RECORDS FOR THE EXERCISE |
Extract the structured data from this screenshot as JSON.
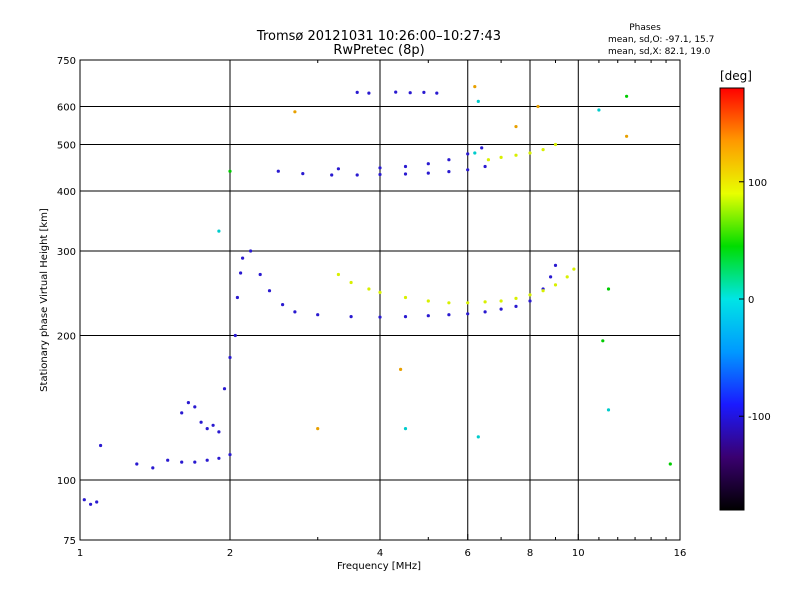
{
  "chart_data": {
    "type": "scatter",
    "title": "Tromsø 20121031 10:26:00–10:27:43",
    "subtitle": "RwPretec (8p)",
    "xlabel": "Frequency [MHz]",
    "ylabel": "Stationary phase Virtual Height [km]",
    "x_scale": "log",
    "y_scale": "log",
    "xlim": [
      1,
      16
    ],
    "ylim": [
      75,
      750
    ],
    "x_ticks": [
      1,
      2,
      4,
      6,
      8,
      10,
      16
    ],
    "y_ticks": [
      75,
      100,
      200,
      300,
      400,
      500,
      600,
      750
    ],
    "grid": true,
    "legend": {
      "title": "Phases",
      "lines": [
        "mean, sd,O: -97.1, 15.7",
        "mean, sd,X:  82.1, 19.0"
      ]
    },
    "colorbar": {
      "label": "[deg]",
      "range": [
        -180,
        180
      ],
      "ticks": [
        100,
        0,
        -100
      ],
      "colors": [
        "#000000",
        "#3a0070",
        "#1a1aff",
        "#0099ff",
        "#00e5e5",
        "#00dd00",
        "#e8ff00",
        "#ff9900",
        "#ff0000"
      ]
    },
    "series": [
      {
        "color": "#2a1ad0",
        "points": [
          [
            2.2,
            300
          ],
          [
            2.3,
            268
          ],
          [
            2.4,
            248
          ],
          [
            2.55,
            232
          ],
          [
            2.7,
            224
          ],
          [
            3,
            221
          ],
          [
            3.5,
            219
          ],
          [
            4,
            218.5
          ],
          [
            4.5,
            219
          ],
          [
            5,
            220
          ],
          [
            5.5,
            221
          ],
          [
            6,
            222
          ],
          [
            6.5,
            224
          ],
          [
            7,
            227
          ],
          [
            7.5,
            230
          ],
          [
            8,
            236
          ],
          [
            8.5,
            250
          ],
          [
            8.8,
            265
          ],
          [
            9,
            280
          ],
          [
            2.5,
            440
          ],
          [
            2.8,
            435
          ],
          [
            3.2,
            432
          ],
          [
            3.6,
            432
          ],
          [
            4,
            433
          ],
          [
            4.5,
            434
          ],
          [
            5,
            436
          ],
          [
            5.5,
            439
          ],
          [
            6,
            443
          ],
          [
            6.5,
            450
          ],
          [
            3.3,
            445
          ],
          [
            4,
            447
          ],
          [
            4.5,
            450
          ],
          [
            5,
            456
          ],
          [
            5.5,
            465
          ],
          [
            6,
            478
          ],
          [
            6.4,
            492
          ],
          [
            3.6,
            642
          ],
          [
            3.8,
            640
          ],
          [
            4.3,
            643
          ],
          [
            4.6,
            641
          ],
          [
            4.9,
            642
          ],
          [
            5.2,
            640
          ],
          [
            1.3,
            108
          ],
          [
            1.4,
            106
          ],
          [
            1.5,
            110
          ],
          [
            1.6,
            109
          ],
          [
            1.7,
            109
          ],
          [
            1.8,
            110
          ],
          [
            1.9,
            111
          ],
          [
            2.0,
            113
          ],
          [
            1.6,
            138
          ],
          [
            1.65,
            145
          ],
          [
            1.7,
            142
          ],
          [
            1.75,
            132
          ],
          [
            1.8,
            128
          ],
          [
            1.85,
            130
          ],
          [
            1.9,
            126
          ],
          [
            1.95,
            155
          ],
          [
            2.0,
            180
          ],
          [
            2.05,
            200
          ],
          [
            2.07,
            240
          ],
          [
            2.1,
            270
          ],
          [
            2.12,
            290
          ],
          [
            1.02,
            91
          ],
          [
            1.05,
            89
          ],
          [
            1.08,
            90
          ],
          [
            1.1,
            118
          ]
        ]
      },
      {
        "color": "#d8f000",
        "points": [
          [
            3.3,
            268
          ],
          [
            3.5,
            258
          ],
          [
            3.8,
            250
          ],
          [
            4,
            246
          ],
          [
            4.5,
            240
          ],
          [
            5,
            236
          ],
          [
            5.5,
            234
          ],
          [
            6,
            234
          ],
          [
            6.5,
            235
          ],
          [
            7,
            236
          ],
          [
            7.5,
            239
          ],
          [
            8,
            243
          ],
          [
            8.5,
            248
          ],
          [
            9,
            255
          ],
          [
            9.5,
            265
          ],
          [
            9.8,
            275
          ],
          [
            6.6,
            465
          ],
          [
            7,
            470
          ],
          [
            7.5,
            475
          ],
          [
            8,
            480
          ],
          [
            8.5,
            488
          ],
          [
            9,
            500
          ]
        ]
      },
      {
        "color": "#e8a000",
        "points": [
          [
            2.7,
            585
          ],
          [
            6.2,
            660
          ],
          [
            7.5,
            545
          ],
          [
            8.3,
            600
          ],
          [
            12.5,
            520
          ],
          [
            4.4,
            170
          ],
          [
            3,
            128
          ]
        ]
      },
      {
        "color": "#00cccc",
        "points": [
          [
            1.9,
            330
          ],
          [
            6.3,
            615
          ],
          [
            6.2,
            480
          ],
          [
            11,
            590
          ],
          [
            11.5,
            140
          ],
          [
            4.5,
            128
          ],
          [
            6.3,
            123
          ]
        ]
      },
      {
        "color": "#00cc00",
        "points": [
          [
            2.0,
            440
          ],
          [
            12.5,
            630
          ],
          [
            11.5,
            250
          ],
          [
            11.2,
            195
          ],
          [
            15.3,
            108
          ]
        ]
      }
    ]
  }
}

YOUR GOAL |
The records above are to be reproduced exactly; the pictures are to be left out.

RESULT OF THIS EXERCISE |
Extract the structured data from this screenshot as JSON.
{
  "chart_data": {
    "type": "scatter",
    "title": "Tromsø 20121031 10:26:00–10:27:43",
    "subtitle": "RwPretec (8p)",
    "xlabel": "Frequency [MHz]",
    "ylabel": "Stationary phase Virtual Height [km]",
    "x_scale": "log",
    "y_scale": "log",
    "xlim": [
      1,
      16
    ],
    "ylim": [
      75,
      750
    ],
    "x_ticks": [
      1,
      2,
      4,
      6,
      8,
      10,
      16
    ],
    "y_ticks": [
      75,
      100,
      200,
      300,
      400,
      500,
      600,
      750
    ],
    "grid": true,
    "legend": {
      "title": "Phases",
      "lines": [
        "mean, sd,O: -97.1, 15.7",
        "mean, sd,X:  82.1, 19.0"
      ]
    },
    "colorbar": {
      "label": "[deg]",
      "range": [
        -180,
        180
      ],
      "ticks": [
        100,
        0,
        -100
      ],
      "colors": [
        "#000000",
        "#3a0070",
        "#1a1aff",
        "#0099ff",
        "#00e5e5",
        "#00dd00",
        "#e8ff00",
        "#ff9900",
        "#ff0000"
      ]
    },
    "series": [
      {
        "color": "#2a1ad0",
        "points": [
          [
            2.2,
            300
          ],
          [
            2.3,
            268
          ],
          [
            2.4,
            248
          ],
          [
            2.55,
            232
          ],
          [
            2.7,
            224
          ],
          [
            3,
            221
          ],
          [
            3.5,
            219
          ],
          [
            4,
            218.5
          ],
          [
            4.5,
            219
          ],
          [
            5,
            220
          ],
          [
            5.5,
            221
          ],
          [
            6,
            222
          ],
          [
            6.5,
            224
          ],
          [
            7,
            227
          ],
          [
            7.5,
            230
          ],
          [
            8,
            236
          ],
          [
            8.5,
            250
          ],
          [
            8.8,
            265
          ],
          [
            9,
            280
          ],
          [
            2.5,
            440
          ],
          [
            2.8,
            435
          ],
          [
            3.2,
            432
          ],
          [
            3.6,
            432
          ],
          [
            4,
            433
          ],
          [
            4.5,
            434
          ],
          [
            5,
            436
          ],
          [
            5.5,
            439
          ],
          [
            6,
            443
          ],
          [
            6.5,
            450
          ],
          [
            3.3,
            445
          ],
          [
            4,
            447
          ],
          [
            4.5,
            450
          ],
          [
            5,
            456
          ],
          [
            5.5,
            465
          ],
          [
            6,
            478
          ],
          [
            6.4,
            492
          ],
          [
            3.6,
            642
          ],
          [
            3.8,
            640
          ],
          [
            4.3,
            643
          ],
          [
            4.6,
            641
          ],
          [
            4.9,
            642
          ],
          [
            5.2,
            640
          ],
          [
            1.3,
            108
          ],
          [
            1.4,
            106
          ],
          [
            1.5,
            110
          ],
          [
            1.6,
            109
          ],
          [
            1.7,
            109
          ],
          [
            1.8,
            110
          ],
          [
            1.9,
            111
          ],
          [
            2.0,
            113
          ],
          [
            1.6,
            138
          ],
          [
            1.65,
            145
          ],
          [
            1.7,
            142
          ],
          [
            1.75,
            132
          ],
          [
            1.8,
            128
          ],
          [
            1.85,
            130
          ],
          [
            1.9,
            126
          ],
          [
            1.95,
            155
          ],
          [
            2.0,
            180
          ],
          [
            2.05,
            200
          ],
          [
            2.07,
            240
          ],
          [
            2.1,
            270
          ],
          [
            2.12,
            290
          ],
          [
            1.02,
            91
          ],
          [
            1.05,
            89
          ],
          [
            1.08,
            90
          ],
          [
            1.1,
            118
          ]
        ]
      },
      {
        "color": "#d8f000",
        "points": [
          [
            3.3,
            268
          ],
          [
            3.5,
            258
          ],
          [
            3.8,
            250
          ],
          [
            4,
            246
          ],
          [
            4.5,
            240
          ],
          [
            5,
            236
          ],
          [
            5.5,
            234
          ],
          [
            6,
            234
          ],
          [
            6.5,
            235
          ],
          [
            7,
            236
          ],
          [
            7.5,
            239
          ],
          [
            8,
            243
          ],
          [
            8.5,
            248
          ],
          [
            9,
            255
          ],
          [
            9.5,
            265
          ],
          [
            9.8,
            275
          ],
          [
            6.6,
            465
          ],
          [
            7,
            470
          ],
          [
            7.5,
            475
          ],
          [
            8,
            480
          ],
          [
            8.5,
            488
          ],
          [
            9,
            500
          ]
        ]
      },
      {
        "color": "#e8a000",
        "points": [
          [
            2.7,
            585
          ],
          [
            6.2,
            660
          ],
          [
            7.5,
            545
          ],
          [
            8.3,
            600
          ],
          [
            12.5,
            520
          ],
          [
            4.4,
            170
          ],
          [
            3,
            128
          ]
        ]
      },
      {
        "color": "#00cccc",
        "points": [
          [
            1.9,
            330
          ],
          [
            6.3,
            615
          ],
          [
            6.2,
            480
          ],
          [
            11,
            590
          ],
          [
            11.5,
            140
          ],
          [
            4.5,
            128
          ],
          [
            6.3,
            123
          ]
        ]
      },
      {
        "color": "#00cc00",
        "points": [
          [
            2.0,
            440
          ],
          [
            12.5,
            630
          ],
          [
            11.5,
            250
          ],
          [
            11.2,
            195
          ],
          [
            15.3,
            108
          ]
        ]
      }
    ]
  }
}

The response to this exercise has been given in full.